_WHAT NEEDS TO BE DONE_: Read the entries below and pull out each line with the string "then".

_INFORMATION GIVEN_:
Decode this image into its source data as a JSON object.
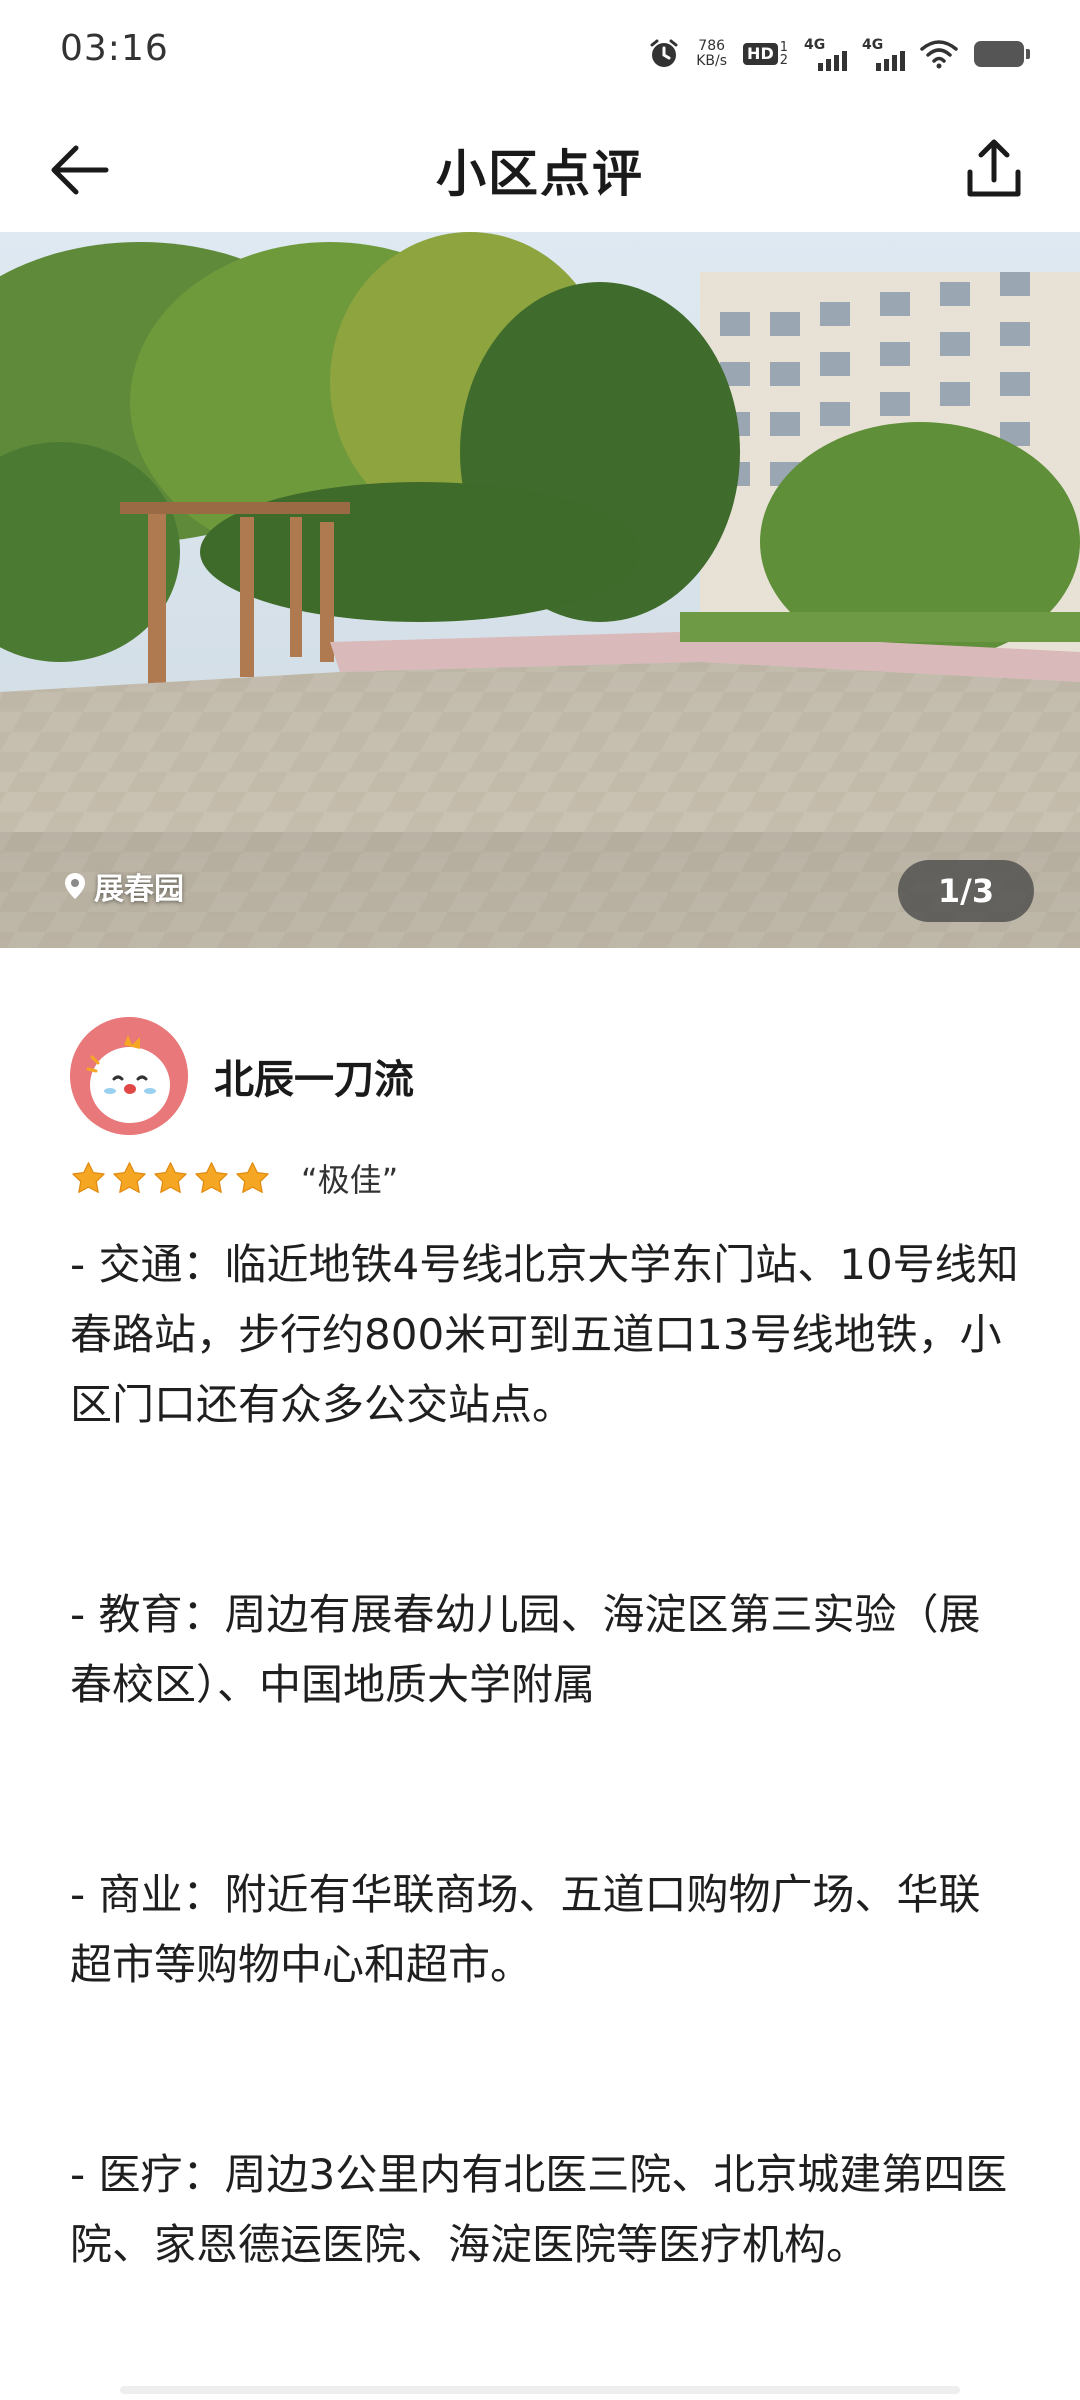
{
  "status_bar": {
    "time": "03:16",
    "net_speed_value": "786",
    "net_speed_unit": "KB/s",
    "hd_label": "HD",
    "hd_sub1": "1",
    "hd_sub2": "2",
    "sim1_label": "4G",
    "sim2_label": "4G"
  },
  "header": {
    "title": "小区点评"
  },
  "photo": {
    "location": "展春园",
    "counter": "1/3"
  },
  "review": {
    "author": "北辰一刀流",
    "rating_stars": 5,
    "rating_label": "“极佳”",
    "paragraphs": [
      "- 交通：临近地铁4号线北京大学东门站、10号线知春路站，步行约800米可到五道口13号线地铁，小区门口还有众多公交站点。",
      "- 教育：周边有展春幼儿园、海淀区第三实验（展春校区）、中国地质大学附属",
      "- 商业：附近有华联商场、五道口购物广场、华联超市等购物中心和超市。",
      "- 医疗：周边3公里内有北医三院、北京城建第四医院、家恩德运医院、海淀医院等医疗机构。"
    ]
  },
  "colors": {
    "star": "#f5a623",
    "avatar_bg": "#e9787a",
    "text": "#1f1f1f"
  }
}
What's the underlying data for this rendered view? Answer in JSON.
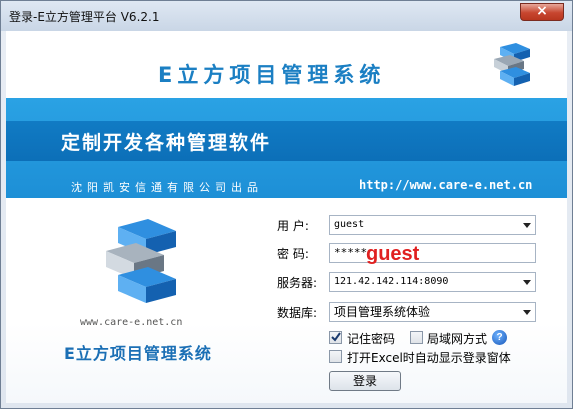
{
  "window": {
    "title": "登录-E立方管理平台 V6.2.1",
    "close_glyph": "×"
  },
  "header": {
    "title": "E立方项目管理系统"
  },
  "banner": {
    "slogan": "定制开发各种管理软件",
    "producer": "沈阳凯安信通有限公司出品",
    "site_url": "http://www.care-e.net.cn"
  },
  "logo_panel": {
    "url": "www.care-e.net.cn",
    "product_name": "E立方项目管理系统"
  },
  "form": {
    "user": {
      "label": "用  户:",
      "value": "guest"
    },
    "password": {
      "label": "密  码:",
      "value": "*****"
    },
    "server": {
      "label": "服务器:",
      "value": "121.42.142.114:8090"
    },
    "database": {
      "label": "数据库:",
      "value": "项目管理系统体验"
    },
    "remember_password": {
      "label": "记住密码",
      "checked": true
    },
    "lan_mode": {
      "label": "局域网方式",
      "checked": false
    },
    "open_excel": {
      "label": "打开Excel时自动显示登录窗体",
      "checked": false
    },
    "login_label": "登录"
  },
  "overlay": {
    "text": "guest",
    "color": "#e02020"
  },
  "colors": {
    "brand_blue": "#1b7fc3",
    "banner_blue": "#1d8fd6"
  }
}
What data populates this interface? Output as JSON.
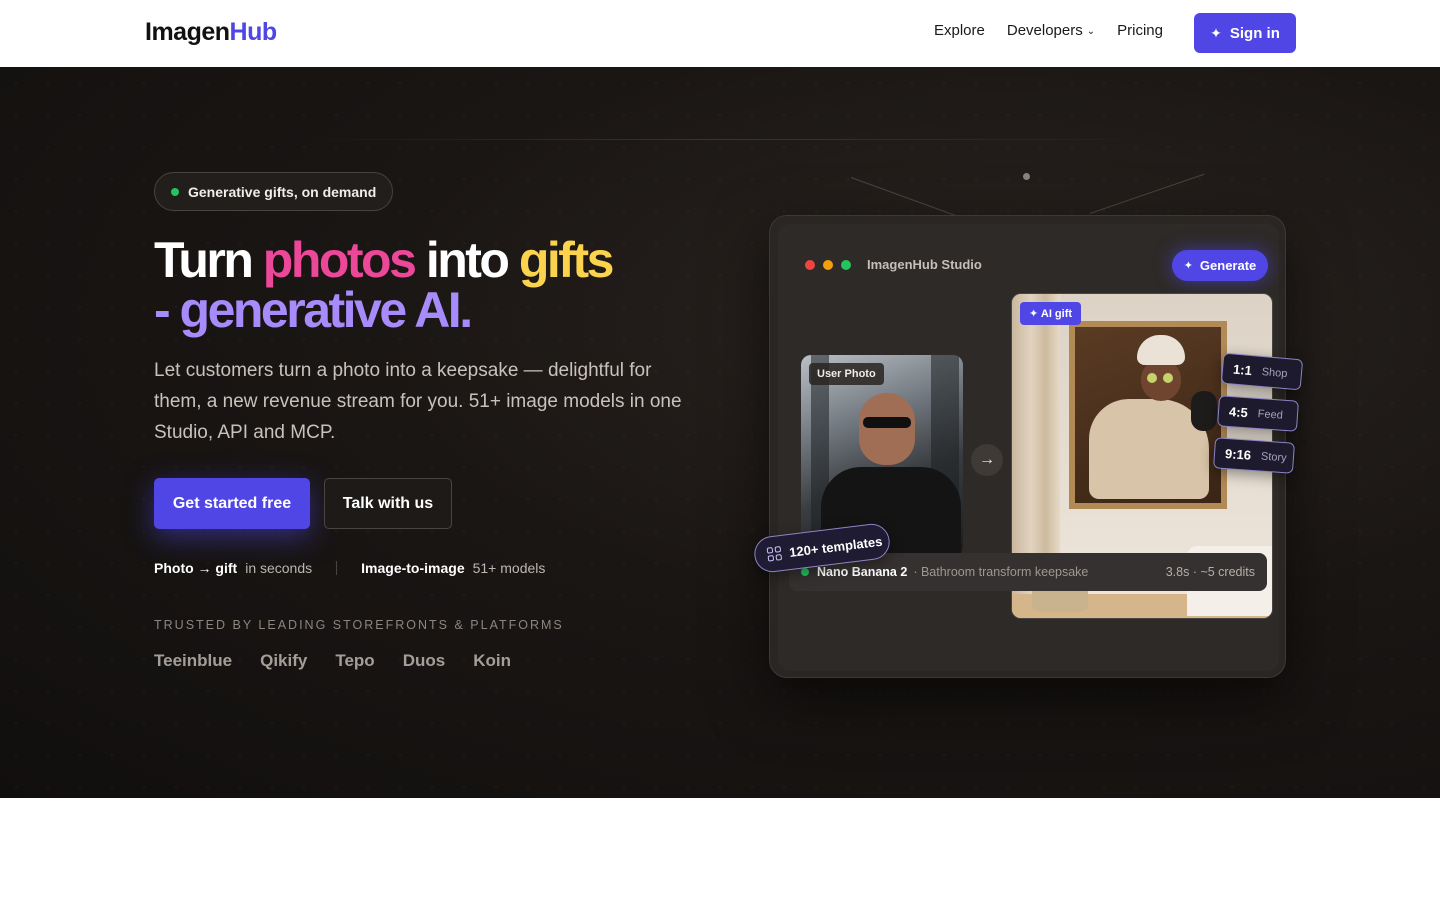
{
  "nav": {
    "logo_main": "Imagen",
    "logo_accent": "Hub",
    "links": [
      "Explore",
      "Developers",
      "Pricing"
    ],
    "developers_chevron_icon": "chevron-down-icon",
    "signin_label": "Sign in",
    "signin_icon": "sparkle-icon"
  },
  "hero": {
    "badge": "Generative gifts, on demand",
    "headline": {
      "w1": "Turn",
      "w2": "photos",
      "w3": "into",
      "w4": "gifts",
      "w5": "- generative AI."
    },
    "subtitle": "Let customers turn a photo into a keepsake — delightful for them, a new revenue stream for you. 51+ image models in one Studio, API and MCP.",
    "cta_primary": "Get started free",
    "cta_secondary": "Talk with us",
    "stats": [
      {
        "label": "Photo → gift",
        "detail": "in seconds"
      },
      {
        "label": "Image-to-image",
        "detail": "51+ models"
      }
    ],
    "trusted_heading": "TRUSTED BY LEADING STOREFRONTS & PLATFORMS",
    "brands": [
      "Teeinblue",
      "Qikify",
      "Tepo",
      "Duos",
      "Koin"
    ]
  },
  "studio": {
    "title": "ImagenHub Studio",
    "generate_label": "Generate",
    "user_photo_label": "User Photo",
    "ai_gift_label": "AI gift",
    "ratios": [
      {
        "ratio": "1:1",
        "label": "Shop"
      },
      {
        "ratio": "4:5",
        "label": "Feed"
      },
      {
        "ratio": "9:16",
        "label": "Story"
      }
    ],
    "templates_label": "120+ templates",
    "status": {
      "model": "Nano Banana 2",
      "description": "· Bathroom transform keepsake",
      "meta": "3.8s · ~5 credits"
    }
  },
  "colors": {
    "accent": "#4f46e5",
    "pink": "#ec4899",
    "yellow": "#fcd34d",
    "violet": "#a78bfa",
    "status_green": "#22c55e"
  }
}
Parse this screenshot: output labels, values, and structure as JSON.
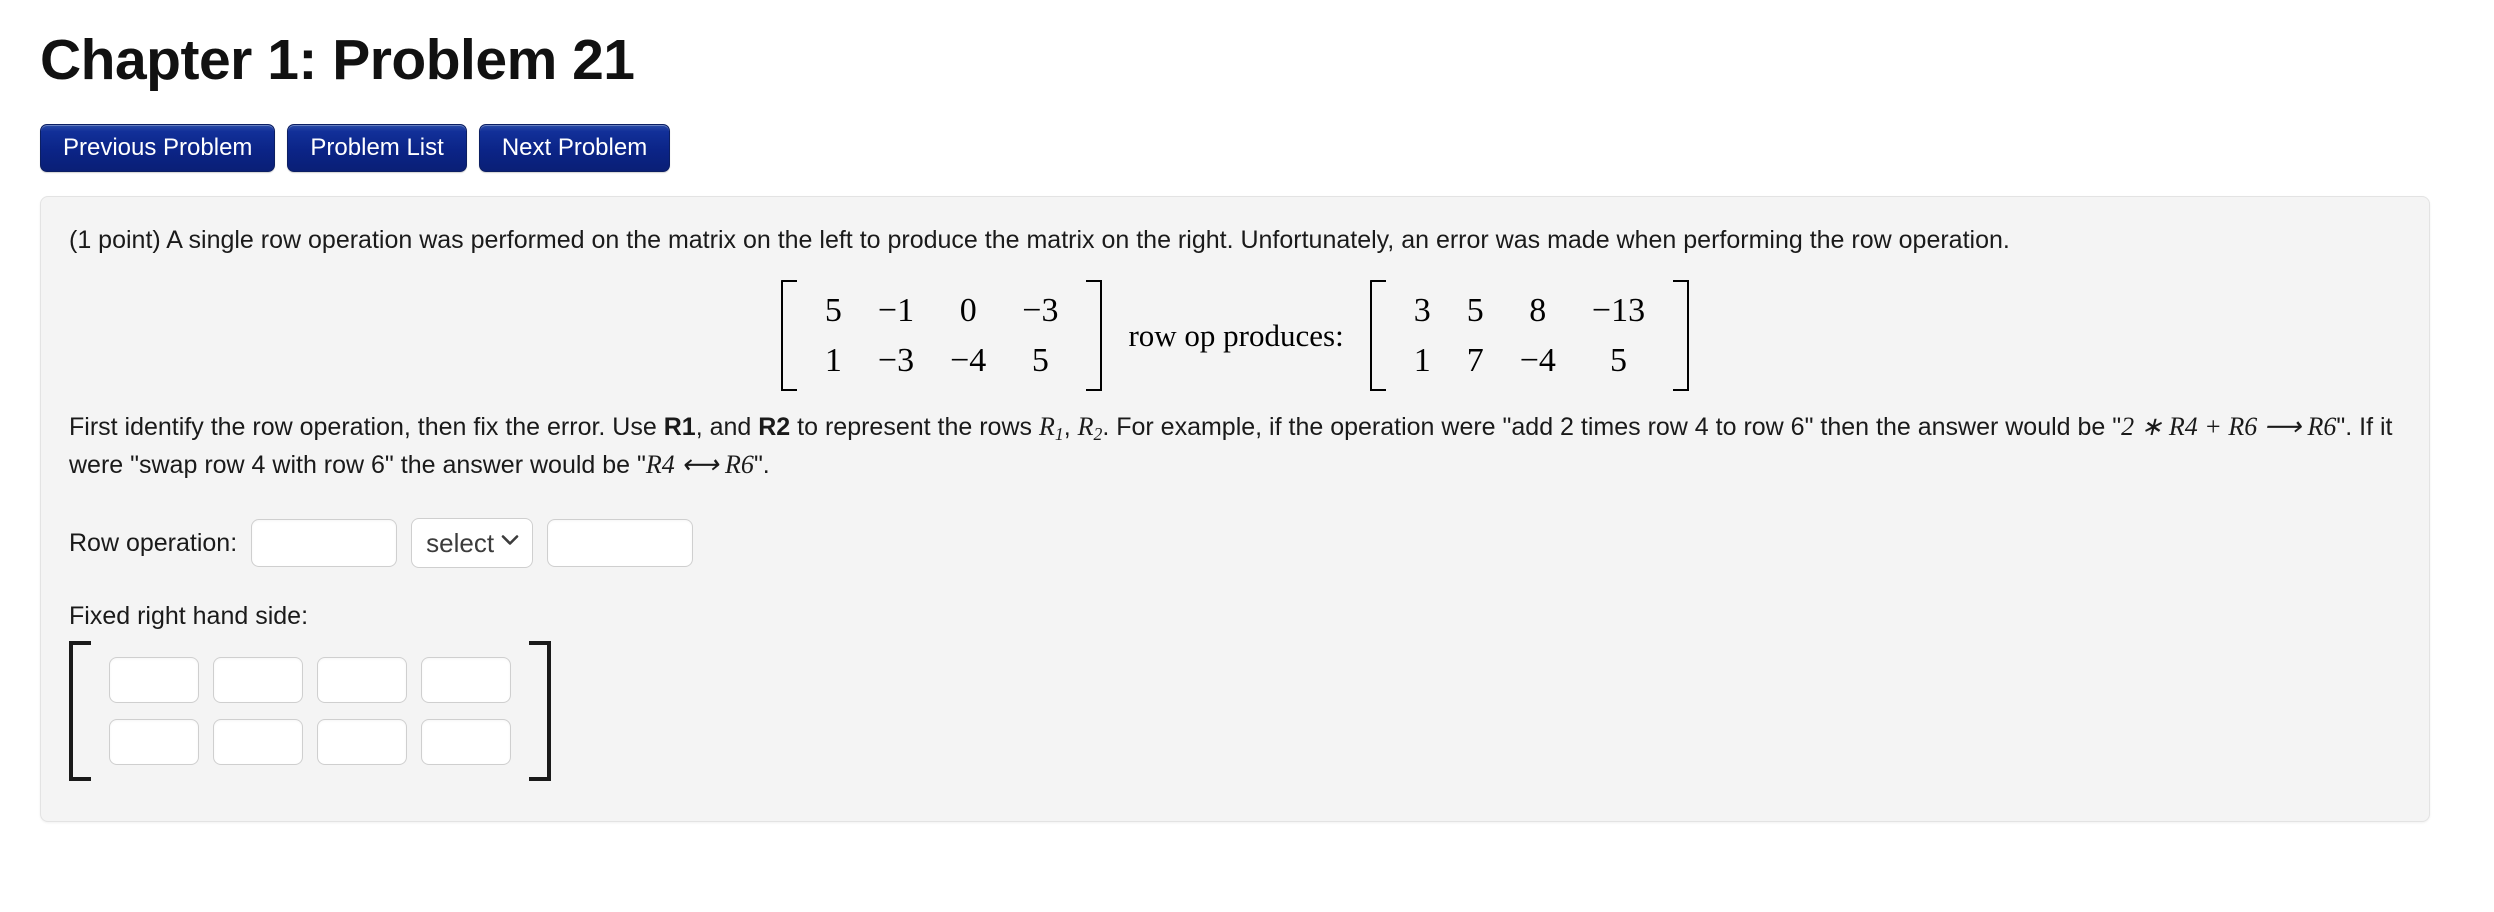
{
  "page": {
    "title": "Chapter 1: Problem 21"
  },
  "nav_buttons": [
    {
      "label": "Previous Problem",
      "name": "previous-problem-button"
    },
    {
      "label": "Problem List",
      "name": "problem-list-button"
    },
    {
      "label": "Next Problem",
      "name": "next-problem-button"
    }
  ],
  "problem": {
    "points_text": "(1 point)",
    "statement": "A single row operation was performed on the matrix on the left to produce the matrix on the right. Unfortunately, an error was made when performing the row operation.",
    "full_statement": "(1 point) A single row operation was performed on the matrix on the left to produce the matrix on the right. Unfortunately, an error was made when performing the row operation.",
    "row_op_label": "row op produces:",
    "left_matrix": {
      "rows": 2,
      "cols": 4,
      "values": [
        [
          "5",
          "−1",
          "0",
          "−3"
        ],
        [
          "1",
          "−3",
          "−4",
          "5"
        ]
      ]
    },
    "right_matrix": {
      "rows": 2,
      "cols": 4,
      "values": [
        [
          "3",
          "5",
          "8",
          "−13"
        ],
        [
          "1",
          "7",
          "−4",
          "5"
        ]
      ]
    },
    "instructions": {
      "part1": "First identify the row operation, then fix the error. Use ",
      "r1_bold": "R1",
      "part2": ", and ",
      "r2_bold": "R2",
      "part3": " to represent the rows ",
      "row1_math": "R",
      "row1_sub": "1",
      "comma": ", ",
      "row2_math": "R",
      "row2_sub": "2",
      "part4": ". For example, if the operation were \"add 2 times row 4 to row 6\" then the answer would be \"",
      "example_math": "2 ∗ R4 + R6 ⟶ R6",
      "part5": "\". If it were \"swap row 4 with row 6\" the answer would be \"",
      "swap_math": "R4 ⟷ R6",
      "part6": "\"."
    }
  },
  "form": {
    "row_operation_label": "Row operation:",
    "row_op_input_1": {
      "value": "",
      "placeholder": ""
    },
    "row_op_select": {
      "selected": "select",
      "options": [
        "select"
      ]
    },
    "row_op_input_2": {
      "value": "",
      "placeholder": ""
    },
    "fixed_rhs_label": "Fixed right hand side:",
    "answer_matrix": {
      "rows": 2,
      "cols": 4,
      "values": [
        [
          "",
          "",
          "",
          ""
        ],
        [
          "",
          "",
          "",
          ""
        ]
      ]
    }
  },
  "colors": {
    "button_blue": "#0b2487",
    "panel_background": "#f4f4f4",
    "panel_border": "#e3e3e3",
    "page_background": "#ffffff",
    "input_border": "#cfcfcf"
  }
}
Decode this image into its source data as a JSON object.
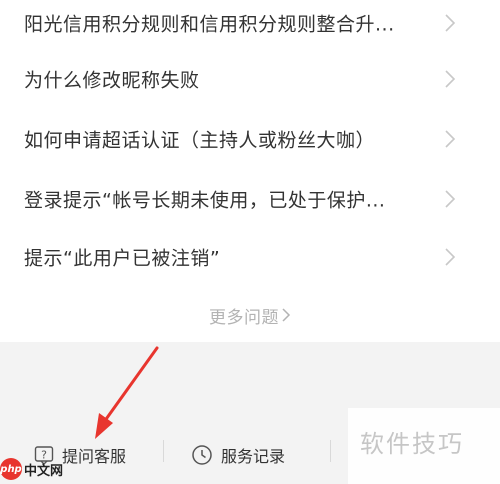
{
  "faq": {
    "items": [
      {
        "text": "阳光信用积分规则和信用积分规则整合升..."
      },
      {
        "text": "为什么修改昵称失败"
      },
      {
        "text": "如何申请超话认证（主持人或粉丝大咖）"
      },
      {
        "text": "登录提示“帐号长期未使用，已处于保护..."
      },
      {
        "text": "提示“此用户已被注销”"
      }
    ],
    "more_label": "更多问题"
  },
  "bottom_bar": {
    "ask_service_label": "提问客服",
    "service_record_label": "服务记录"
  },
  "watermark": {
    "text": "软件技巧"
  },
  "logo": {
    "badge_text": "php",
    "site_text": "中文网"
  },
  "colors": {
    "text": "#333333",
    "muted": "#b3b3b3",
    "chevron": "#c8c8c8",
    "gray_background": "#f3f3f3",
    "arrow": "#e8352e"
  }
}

_EXPECTED ANSWER_:
      "part1": "First identify the row operation, then fix the error. Use ",
      "part4": ". For example, if the operation were \"add 2 times row 4 to row 6\" then the answer would be \"",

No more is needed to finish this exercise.